Pouvez-vous réécrire le passage du texte sur la beauté qui commence par les mots « La beauté est rencontre » et s'achève sur « grandir en humanité. », en y remplaçant « promenade » par « randonnée » ?

Extrait à lire ▸
═══

Texte de Jacques Collignon.

Photographie des Alpes : https://fr.wikipedia.org/wiki/Alpes#/media/Fichier:Alpen_01.JPG

1 – Préambule

Pour construire mes visites de la cathédrale Notre-Dame de Paris, j’ai pensé au conseil donné par Gilbert Keith Chesterton :

« Si tu veux apprendre le latin à John, il faut deux choses :

Premièrement connaitre le latin.

Deuxièmement, connaître John ».   

J’ai donc étudié la Cathédrale au mieux.

Puis je me suis demandé comment toucher les visiteurs, le plus souvent inconnus, pour leur parler de Jésus-Christ. J’ai pensé qu’il suffisait de parler au cœur des personnes de ce qui est universel…

Je pense que deux choses sont universelles : L’Amour et la Beauté.

J’ai utilisé la beauté pour toucher les visiteurs, parce que la beauté est oubliée et peu décrite, et conduit à l’Amour.

J’utilisais des phrases courtes, comme des aphorismes, que le visiteur pouvait facilement retenir. Ci-dessous, j’ai rassemblé ces aphorismes.

La beauté est ce moyen universel qui peut toucher chaque visiteur, sans prosélytisme.

Partons à la rencontre de la beauté puis nous découvrirons la Beauté de la Rencontre.

2 – Qu’est-ce que la beauté ?

Qu’est-ce que la beauté, comment en parler aux visiteurs à Notre-Dame de Paris ?

« La beauté est ce qui fait qu’on s’assied pour se demander le pourquoi des choses. »

Ceci est à l’origine de ma réflexion sur ce sentiment de beauté que nous percevons et qu’il est difficile de décrire. La beauté vous bouscule et questionne.

Nous ressentons des sensations (par les sens), des émotions qui mettent en mouvement (notre psychisme) puis des sentiments et cela nourrit le cœur.

Il faut maitriser les émotions, les sortir de l’immédiateté et s’ouvrir à ce que l’on ressent pour prendre de la hauteur et en extraire le sens.

La beauté est un sentiment c’est à dire un état de l’affect ou du psychisme parfois durable et que la raison arrive à expliciter. Il faut passer de la joliesse à la beauté et étudier la beauté qui révèle une signification, une direction de l’existence.

Il y a un bouleversement de l’être qui s’aperçoit que le monde signifie plus que les attentes quotidiennes à courte vues humaines.

On est souvent étonné, puis émerveillé, puis on perçoit de l’admiration.

De l’étonnement à l’émerveillement.

L’expérience de la beauté est un chemin spirituel. Elle révèle quelque chose de notre humanité.

La beauté est rencontre du temps présent, parfois simplement un « arrêt sur image », « un présent d’éternité », qui permet d’accueillir comme une nourriture ce qui vient de bien plus loin, comme d’une autre dimension.

Une fois, au cours d’une promenade dans les Alpes, j’avais une vue sur la chaîne du Mont Blanc et les Aiguilles superbement éclairées et lumineuses. La beauté fait qu’on s’arrête…

Quand on se remet en route, on a le sentiment d’être meilleur et de vouloir grandir en humanité.

═══

Lignes extraites ▸
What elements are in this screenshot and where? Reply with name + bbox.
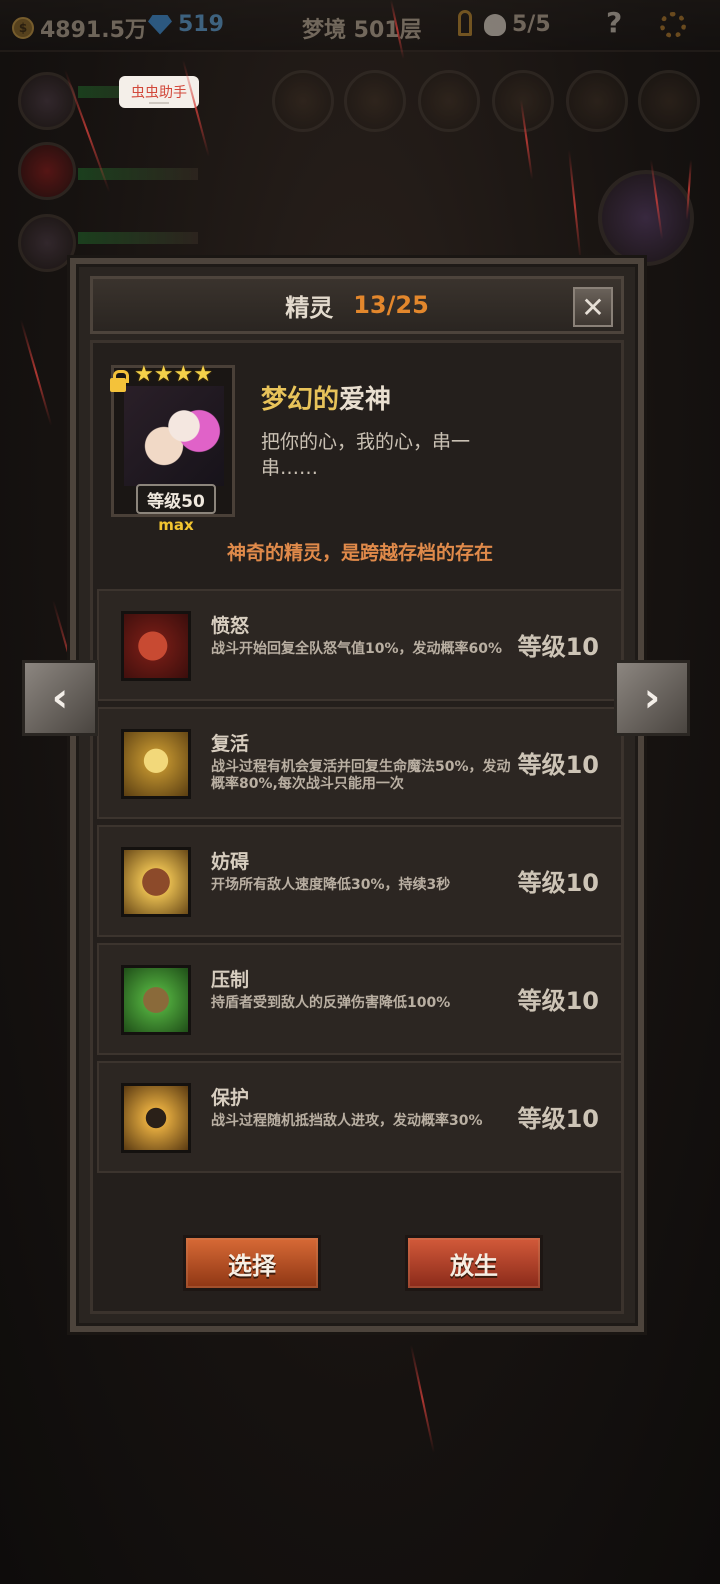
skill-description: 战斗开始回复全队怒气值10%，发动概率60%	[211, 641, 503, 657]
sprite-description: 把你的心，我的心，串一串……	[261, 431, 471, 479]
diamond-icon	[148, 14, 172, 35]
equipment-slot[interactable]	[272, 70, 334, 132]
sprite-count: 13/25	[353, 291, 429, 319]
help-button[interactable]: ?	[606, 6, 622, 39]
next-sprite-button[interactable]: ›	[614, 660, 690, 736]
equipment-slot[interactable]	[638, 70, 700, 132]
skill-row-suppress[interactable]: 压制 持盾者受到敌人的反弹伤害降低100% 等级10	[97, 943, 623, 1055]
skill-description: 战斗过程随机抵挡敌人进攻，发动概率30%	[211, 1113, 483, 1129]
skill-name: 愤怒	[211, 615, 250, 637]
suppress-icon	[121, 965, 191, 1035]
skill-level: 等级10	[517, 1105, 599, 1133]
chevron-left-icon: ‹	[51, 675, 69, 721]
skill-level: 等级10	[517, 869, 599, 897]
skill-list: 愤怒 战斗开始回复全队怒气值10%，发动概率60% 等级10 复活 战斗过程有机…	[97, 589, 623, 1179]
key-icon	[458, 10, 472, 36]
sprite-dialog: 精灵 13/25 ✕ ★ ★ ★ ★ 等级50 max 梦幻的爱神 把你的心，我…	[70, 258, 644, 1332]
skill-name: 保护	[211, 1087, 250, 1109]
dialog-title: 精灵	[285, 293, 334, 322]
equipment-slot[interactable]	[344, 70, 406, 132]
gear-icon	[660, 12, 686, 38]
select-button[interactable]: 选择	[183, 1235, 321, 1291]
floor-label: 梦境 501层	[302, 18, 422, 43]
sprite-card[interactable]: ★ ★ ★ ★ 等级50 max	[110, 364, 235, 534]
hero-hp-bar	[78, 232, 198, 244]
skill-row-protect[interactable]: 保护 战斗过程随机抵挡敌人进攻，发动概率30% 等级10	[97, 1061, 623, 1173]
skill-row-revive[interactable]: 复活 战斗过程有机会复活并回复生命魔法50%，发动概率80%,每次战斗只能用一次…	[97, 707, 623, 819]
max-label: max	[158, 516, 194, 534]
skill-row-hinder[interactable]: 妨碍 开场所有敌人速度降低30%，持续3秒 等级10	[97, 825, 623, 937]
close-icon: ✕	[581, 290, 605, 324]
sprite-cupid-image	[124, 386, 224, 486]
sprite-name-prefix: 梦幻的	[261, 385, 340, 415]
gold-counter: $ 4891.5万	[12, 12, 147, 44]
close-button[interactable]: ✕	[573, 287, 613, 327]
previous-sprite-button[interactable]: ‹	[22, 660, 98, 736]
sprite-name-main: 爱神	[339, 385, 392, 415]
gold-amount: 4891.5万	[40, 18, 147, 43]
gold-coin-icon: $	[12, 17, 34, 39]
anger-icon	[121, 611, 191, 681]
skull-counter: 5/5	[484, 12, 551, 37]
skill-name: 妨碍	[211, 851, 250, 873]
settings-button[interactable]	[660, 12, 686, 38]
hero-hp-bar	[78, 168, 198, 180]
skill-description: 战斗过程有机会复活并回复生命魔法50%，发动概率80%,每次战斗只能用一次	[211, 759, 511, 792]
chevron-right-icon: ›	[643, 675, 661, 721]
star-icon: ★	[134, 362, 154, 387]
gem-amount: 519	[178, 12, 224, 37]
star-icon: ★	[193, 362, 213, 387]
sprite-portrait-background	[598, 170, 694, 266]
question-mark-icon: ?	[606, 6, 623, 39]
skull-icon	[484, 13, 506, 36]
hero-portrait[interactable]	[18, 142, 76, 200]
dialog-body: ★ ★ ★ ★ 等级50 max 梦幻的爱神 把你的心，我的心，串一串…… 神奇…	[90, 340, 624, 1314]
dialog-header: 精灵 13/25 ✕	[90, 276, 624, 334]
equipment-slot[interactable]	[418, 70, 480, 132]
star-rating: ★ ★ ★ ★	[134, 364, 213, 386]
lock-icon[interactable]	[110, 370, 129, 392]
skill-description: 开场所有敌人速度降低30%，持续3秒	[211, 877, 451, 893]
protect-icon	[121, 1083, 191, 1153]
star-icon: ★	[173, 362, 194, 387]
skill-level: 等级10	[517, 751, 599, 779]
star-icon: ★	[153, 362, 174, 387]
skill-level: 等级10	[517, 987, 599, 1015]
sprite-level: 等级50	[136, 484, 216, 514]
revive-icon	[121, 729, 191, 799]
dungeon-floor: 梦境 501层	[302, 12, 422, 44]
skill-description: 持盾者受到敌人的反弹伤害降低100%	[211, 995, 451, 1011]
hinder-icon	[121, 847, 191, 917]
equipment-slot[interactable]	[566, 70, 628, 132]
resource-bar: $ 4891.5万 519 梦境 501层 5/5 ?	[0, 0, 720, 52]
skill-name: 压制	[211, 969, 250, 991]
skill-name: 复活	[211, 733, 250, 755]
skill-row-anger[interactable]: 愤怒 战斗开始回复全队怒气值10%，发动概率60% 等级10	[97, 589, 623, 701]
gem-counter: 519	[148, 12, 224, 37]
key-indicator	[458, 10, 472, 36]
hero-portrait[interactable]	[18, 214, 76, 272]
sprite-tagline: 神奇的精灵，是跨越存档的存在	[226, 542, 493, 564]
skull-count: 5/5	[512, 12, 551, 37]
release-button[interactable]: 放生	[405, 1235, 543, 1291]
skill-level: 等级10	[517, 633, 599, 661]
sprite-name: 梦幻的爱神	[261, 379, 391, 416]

═══

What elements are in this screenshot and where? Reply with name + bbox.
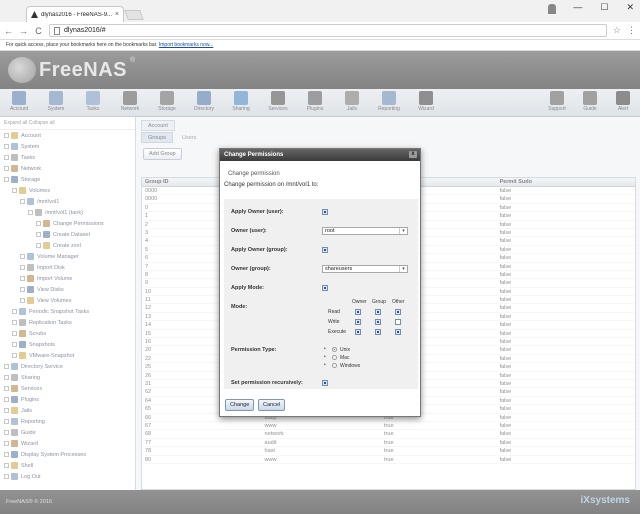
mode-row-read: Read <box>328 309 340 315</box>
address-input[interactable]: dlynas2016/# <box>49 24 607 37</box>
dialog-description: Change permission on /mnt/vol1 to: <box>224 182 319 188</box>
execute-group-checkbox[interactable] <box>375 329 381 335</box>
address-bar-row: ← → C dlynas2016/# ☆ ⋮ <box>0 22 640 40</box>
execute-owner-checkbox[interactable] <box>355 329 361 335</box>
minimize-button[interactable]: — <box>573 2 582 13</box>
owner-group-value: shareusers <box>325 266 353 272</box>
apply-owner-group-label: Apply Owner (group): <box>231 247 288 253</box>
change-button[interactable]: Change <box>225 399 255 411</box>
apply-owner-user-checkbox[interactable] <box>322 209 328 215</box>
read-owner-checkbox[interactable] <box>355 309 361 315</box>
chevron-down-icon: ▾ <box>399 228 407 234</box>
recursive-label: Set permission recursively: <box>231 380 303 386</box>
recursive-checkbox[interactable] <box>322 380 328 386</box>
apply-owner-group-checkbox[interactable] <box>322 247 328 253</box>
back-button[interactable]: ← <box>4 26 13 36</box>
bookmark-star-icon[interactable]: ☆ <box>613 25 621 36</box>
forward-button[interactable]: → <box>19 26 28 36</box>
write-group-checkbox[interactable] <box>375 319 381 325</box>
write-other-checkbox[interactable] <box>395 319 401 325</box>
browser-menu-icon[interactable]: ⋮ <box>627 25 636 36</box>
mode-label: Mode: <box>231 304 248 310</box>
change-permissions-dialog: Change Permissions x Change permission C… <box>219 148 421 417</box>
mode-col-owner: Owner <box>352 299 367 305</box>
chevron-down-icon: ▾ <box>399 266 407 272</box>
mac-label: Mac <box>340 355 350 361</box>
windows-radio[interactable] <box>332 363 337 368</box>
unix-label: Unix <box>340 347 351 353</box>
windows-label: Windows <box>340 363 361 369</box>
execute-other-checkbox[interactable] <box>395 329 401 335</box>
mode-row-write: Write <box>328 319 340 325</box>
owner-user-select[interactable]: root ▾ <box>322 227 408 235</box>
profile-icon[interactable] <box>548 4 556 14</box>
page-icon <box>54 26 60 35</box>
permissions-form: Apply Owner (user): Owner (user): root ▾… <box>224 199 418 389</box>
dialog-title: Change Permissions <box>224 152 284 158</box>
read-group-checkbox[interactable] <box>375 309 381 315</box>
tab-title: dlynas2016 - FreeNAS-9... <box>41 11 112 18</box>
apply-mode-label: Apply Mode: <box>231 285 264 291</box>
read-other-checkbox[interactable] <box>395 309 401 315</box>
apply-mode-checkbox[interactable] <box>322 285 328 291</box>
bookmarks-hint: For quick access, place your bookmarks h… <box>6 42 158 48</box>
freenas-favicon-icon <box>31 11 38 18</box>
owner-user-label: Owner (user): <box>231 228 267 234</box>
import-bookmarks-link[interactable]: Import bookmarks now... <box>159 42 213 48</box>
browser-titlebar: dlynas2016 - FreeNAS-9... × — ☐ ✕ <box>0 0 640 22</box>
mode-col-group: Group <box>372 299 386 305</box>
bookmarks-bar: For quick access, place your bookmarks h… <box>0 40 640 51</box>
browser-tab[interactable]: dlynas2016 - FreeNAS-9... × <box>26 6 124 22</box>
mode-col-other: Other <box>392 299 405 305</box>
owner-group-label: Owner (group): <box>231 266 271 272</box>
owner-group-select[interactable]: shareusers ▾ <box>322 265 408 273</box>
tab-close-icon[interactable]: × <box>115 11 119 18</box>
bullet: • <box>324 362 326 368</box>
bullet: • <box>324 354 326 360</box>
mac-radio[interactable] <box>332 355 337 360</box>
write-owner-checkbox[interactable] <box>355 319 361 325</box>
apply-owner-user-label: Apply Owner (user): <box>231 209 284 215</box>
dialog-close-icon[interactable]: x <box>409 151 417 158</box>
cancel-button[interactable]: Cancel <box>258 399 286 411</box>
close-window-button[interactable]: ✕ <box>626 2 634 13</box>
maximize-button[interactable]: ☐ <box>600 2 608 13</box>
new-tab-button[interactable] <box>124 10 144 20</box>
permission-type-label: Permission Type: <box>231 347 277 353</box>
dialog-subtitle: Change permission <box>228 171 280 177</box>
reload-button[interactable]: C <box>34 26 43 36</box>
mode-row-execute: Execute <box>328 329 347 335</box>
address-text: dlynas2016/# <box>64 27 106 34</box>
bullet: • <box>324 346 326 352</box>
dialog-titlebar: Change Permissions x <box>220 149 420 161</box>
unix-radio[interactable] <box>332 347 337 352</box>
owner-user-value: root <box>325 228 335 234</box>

═══

Tâche réalisée ▸
La beauté est rencontre du temps présent, parfois simplement un « arrêt sur image », « un présent d’éternité », qui permet d’accueillir comme une nourriture ce qui vient de bien plus loin, comme d’une autre dimension.

Une fois, au cours d’une randonnée dans les Alpes, j’avais une vue sur la chaîne du Mont Blanc et les Aiguilles superbement éclairées et lumineuses. La beauté fait qu’on s’arrête…

Quand on se remet en route, on a le sentiment d’être meilleur et de vouloir grandir en humanité.